* start Extracted material *

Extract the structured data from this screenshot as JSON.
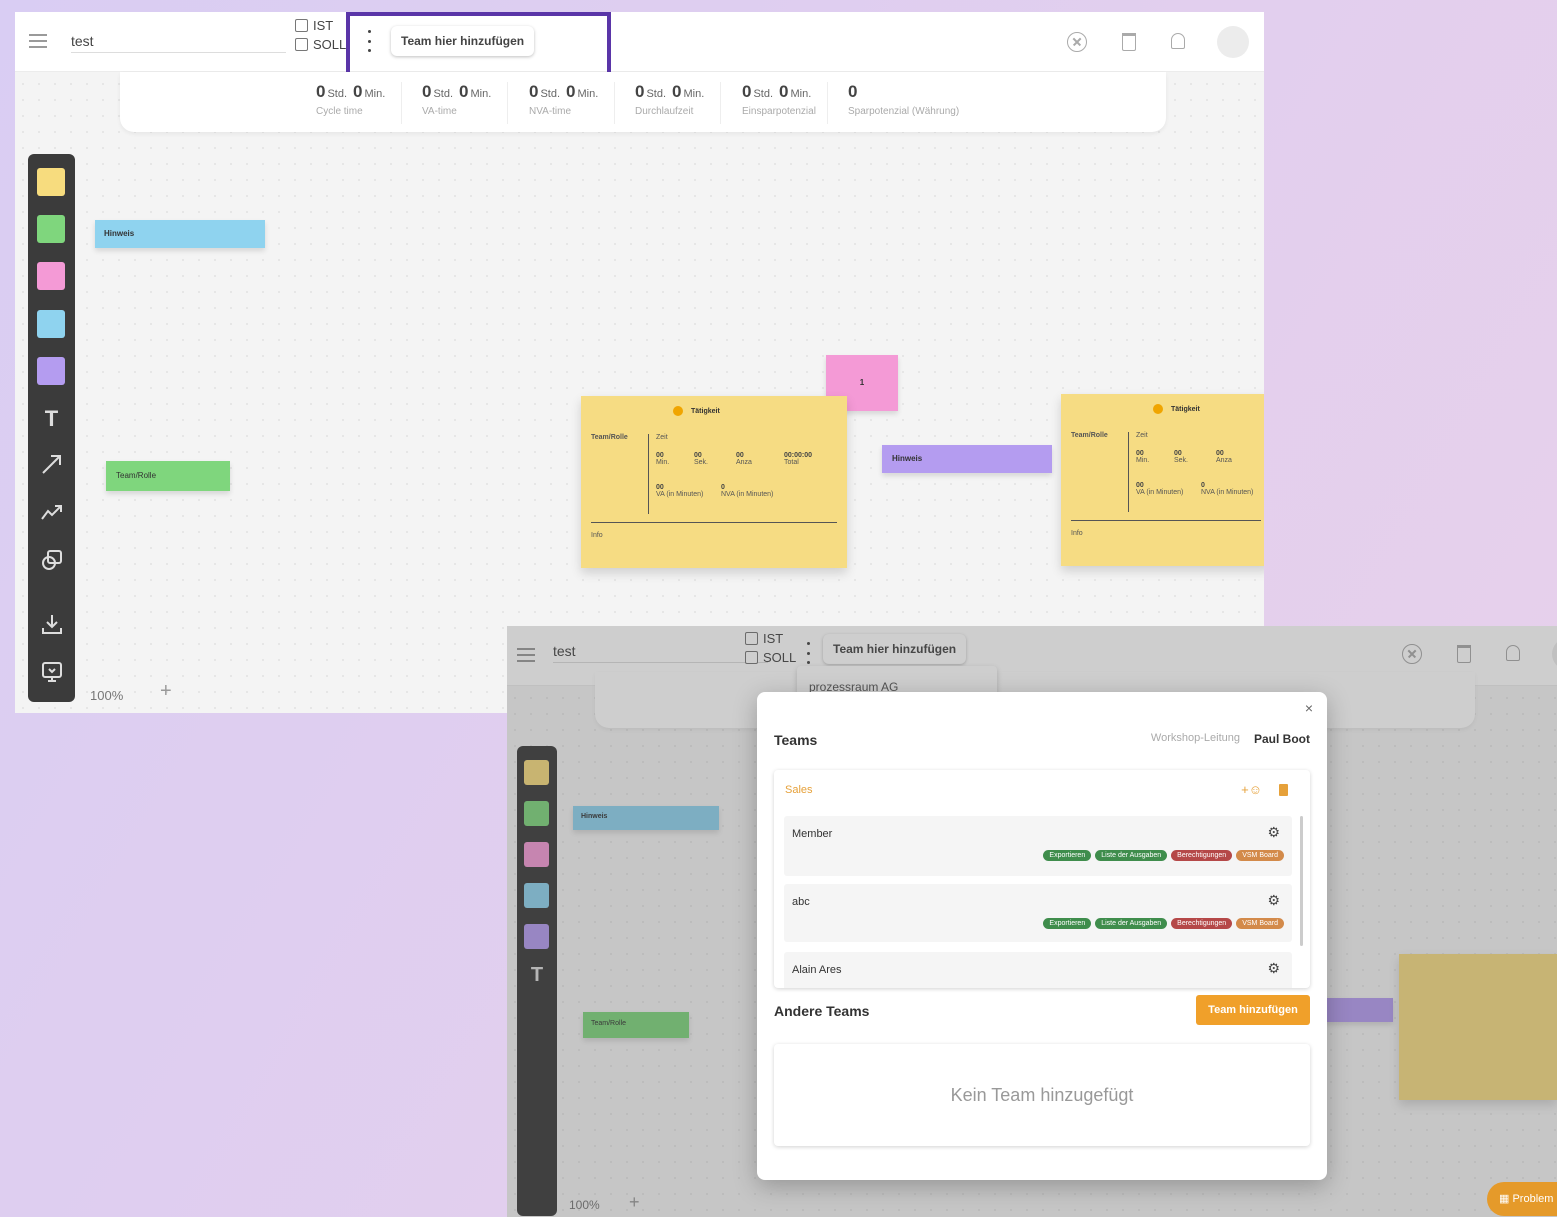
{
  "screen1": {
    "board_title": "test",
    "checkbox_ist": "IST",
    "checkbox_soll": "SOLL",
    "team_chip": "Team hier hinzufügen",
    "stats": [
      {
        "h": "0",
        "h_unit": "Std.",
        "m": "0",
        "m_unit": "Min.",
        "label": "Cycle time"
      },
      {
        "h": "0",
        "h_unit": "Std.",
        "m": "0",
        "m_unit": "Min.",
        "label": "VA-time"
      },
      {
        "h": "0",
        "h_unit": "Std.",
        "m": "0",
        "m_unit": "Min.",
        "label": "NVA-time"
      },
      {
        "h": "0",
        "h_unit": "Std.",
        "m": "0",
        "m_unit": "Min.",
        "label": "Durchlaufzeit"
      },
      {
        "h": "0",
        "h_unit": "Std.",
        "m": "0",
        "m_unit": "Min.",
        "label": "Einsparpotenzial"
      },
      {
        "value": "0",
        "label": "Sparpotenzial (Währung)"
      }
    ],
    "swatch_colors": [
      "#f7dc7e",
      "#7fd67d",
      "#f49ad6",
      "#8fd3ef",
      "#b49cf0"
    ],
    "tool_text": "T",
    "zoom": "100%",
    "zoom_plus": "+",
    "notes": {
      "hinweis_blue": "Hinweis",
      "team_rolle": "Team/Rolle",
      "pink_number": "1",
      "hinweis_purple": "Hinweis"
    },
    "activity_card": {
      "title": "Tätigkeit",
      "role": "Team/Rolle",
      "zeit": "Zeit",
      "min_val": "00",
      "min_lbl": "Min.",
      "sek_val": "00",
      "sek_lbl": "Sek.",
      "anzahl_val": "00",
      "anzahl_lbl": "Anza",
      "total_val": "00:00:00",
      "total_lbl": "Total",
      "va_val": "00",
      "va_lbl": "VA (in Minuten)",
      "nva_val": "0",
      "nva_lbl": "NVA (in Minuten)",
      "info": "Info"
    }
  },
  "screen2": {
    "board_title": "test",
    "checkbox_ist": "IST",
    "checkbox_soll": "SOLL",
    "team_chip": "Team hier hinzufügen",
    "dropdown_item": "prozessraum AG",
    "zoom": "100%",
    "zoom_plus": "+",
    "notes": {
      "hinweis_blue": "Hinweis",
      "team_rolle": "Team/Rolle"
    },
    "modal": {
      "close": "×",
      "title": "Teams",
      "leader_label": "Workshop-Leitung",
      "leader_name": "Paul Boot",
      "team_name": "Sales",
      "members": [
        {
          "name": "Member"
        },
        {
          "name": "abc"
        },
        {
          "name": "Alain Ares"
        }
      ],
      "tags": [
        {
          "label": "Exportieren",
          "color": "#3f8d4c"
        },
        {
          "label": "Liste der Ausgaben",
          "color": "#3f8d4c"
        },
        {
          "label": "Berechtigungen",
          "color": "#b54848"
        },
        {
          "label": "VSM Board",
          "color": "#d38a4a"
        }
      ],
      "other_teams": "Andere Teams",
      "add_team_button": "Team hinzufügen",
      "empty_text": "Kein Team hinzugefügt"
    },
    "problem_button": "Problem"
  }
}
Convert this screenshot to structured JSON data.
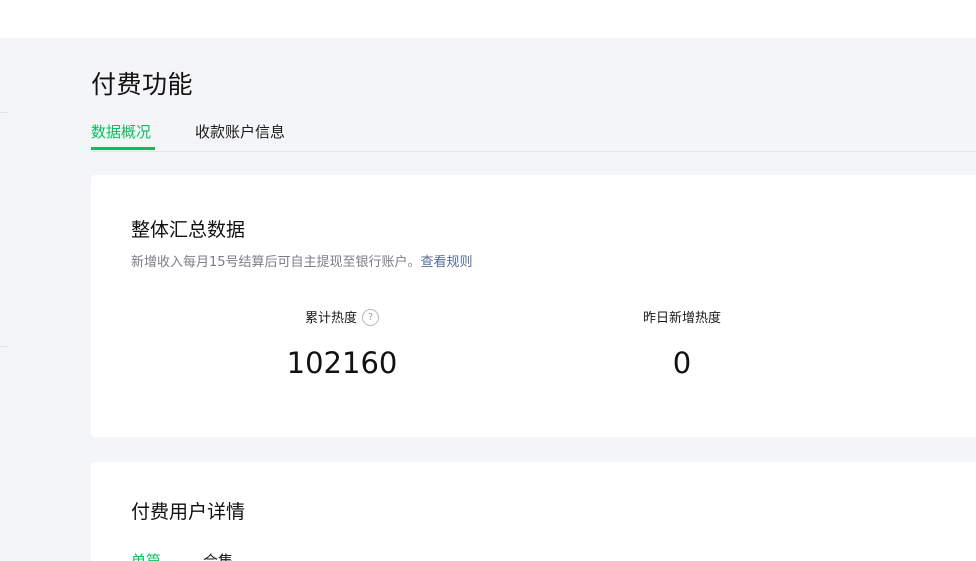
{
  "page": {
    "title": "付费功能"
  },
  "tabs": [
    {
      "label": "数据概况",
      "active": true
    },
    {
      "label": "收款账户信息",
      "active": false
    }
  ],
  "summary": {
    "title": "整体汇总数据",
    "description": "新增收入每月15号结算后可自主提现至银行账户。",
    "rule_link": "查看规则",
    "stats": [
      {
        "label": "累计热度",
        "value": "102160",
        "help_icon": "question-circle-icon"
      },
      {
        "label": "昨日新增热度",
        "value": "0"
      }
    ]
  },
  "paid_users": {
    "title": "付费用户详情",
    "tabs": [
      {
        "label": "单篇",
        "active": true
      },
      {
        "label": "合集",
        "active": false
      }
    ]
  },
  "colors": {
    "accent": "#07c160",
    "link": "#576b95",
    "background": "#f4f5f7",
    "card": "#ffffff"
  }
}
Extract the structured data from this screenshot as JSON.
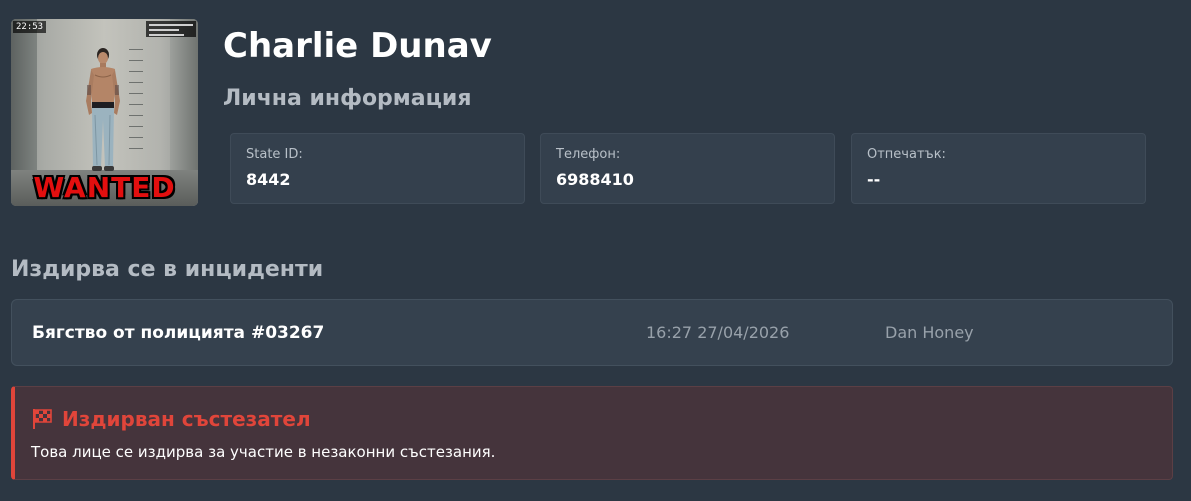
{
  "profile": {
    "name": "Charlie Dunav",
    "section_title": "Лична информация",
    "mugshot": {
      "time": "22:53",
      "stamp": "WANTED"
    }
  },
  "info": [
    {
      "label": "State ID:",
      "value": "8442"
    },
    {
      "label": "Телефон:",
      "value": "6988410"
    },
    {
      "label": "Отпечатък:",
      "value": "--"
    }
  ],
  "incidents": {
    "title": "Издирва се в инциденти",
    "items": [
      {
        "title": "Бягство от полицията #03267",
        "time": "16:27 27/04/2026",
        "officer": "Dan Honey"
      }
    ]
  },
  "alert": {
    "icon": "checkered-flag-icon",
    "title": "Издирван състезател",
    "text": "Това лице се издирва за участие в незаконни състезания.",
    "color": "#e0453a",
    "background": "#45343c"
  },
  "colors": {
    "page_background": "#2c3743",
    "card_background": "#34404d",
    "muted_heading": "#b4bbc3"
  }
}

* end Extracted material *

Repeat the full listing above exactly, with no pictures in the copy.

• Output of the exercise:
Extract the structured data from this screenshot as JSON.
{
  "screen1": {
    "board_title": "test",
    "checkbox_ist": "IST",
    "checkbox_soll": "SOLL",
    "team_chip": "Team hier hinzufügen",
    "stats": [
      {
        "h": "0",
        "h_unit": "Std.",
        "m": "0",
        "m_unit": "Min.",
        "label": "Cycle time"
      },
      {
        "h": "0",
        "h_unit": "Std.",
        "m": "0",
        "m_unit": "Min.",
        "label": "VA-time"
      },
      {
        "h": "0",
        "h_unit": "Std.",
        "m": "0",
        "m_unit": "Min.",
        "label": "NVA-time"
      },
      {
        "h": "0",
        "h_unit": "Std.",
        "m": "0",
        "m_unit": "Min.",
        "label": "Durchlaufzeit"
      },
      {
        "h": "0",
        "h_unit": "Std.",
        "m": "0",
        "m_unit": "Min.",
        "label": "Einsparpotenzial"
      },
      {
        "value": "0",
        "label": "Sparpotenzial (Währung)"
      }
    ],
    "swatch_colors": [
      "#f7dc7e",
      "#7fd67d",
      "#f49ad6",
      "#8fd3ef",
      "#b49cf0"
    ],
    "tool_text": "T",
    "zoom": "100%",
    "zoom_plus": "+",
    "notes": {
      "hinweis_blue": "Hinweis",
      "team_rolle": "Team/Rolle",
      "pink_number": "1",
      "hinweis_purple": "Hinweis"
    },
    "activity_card": {
      "title": "Tätigkeit",
      "role": "Team/Rolle",
      "zeit": "Zeit",
      "min_val": "00",
      "min_lbl": "Min.",
      "sek_val": "00",
      "sek_lbl": "Sek.",
      "anzahl_val": "00",
      "anzahl_lbl": "Anza",
      "total_val": "00:00:00",
      "total_lbl": "Total",
      "va_val": "00",
      "va_lbl": "VA (in Minuten)",
      "nva_val": "0",
      "nva_lbl": "NVA (in Minuten)",
      "info": "Info"
    }
  },
  "screen2": {
    "board_title": "test",
    "checkbox_ist": "IST",
    "checkbox_soll": "SOLL",
    "team_chip": "Team hier hinzufügen",
    "dropdown_item": "prozessraum AG",
    "zoom": "100%",
    "zoom_plus": "+",
    "notes": {
      "hinweis_blue": "Hinweis",
      "team_rolle": "Team/Rolle"
    },
    "modal": {
      "close": "×",
      "title": "Teams",
      "leader_label": "Workshop-Leitung",
      "leader_name": "Paul Boot",
      "team_name": "Sales",
      "members": [
        {
          "name": "Member"
        },
        {
          "name": "abc"
        },
        {
          "name": "Alain Ares"
        }
      ],
      "tags": [
        {
          "label": "Exportieren",
          "color": "#3f8d4c"
        },
        {
          "label": "Liste der Ausgaben",
          "color": "#3f8d4c"
        },
        {
          "label": "Berechtigungen",
          "color": "#b54848"
        },
        {
          "label": "VSM Board",
          "color": "#d38a4a"
        }
      ],
      "other_teams": "Andere Teams",
      "add_team_button": "Team hinzufügen",
      "empty_text": "Kein Team hinzugefügt"
    },
    "problem_button": "Problem"
  }
}
Convert this screenshot to structured JSON data.
{
  "page": {
    "title": "付费功能"
  },
  "tabs": [
    {
      "label": "数据概况",
      "active": true
    },
    {
      "label": "收款账户信息",
      "active": false
    }
  ],
  "summary": {
    "title": "整体汇总数据",
    "description": "新增收入每月15号结算后可自主提现至银行账户。",
    "rule_link": "查看规则",
    "stats": [
      {
        "label": "累计热度",
        "value": "102160",
        "help_icon": "question-circle-icon"
      },
      {
        "label": "昨日新增热度",
        "value": "0"
      }
    ]
  },
  "paid_users": {
    "title": "付费用户详情",
    "tabs": [
      {
        "label": "单篇",
        "active": true
      },
      {
        "label": "合集",
        "active": false
      }
    ]
  },
  "colors": {
    "accent": "#07c160",
    "link": "#576b95",
    "background": "#f4f5f7",
    "card": "#ffffff"
  }
}
Extract the structured data from this screenshot as JSON.
{
  "profile": {
    "name": "Charlie Dunav",
    "section_title": "Лична информация",
    "mugshot": {
      "time": "22:53",
      "stamp": "WANTED"
    }
  },
  "info": [
    {
      "label": "State ID:",
      "value": "8442"
    },
    {
      "label": "Телефон:",
      "value": "6988410"
    },
    {
      "label": "Отпечатък:",
      "value": "--"
    }
  ],
  "incidents": {
    "title": "Издирва се в инциденти",
    "items": [
      {
        "title": "Бягство от полицията #03267",
        "time": "16:27 27/04/2026",
        "officer": "Dan Honey"
      }
    ]
  },
  "alert": {
    "icon": "checkered-flag-icon",
    "title": "Издирван състезател",
    "text": "Това лице се издирва за участие в незаконни състезания.",
    "color": "#e0453a",
    "background": "#45343c"
  },
  "colors": {
    "page_background": "#2c3743",
    "card_background": "#34404d",
    "muted_heading": "#b4bbc3"
  }
}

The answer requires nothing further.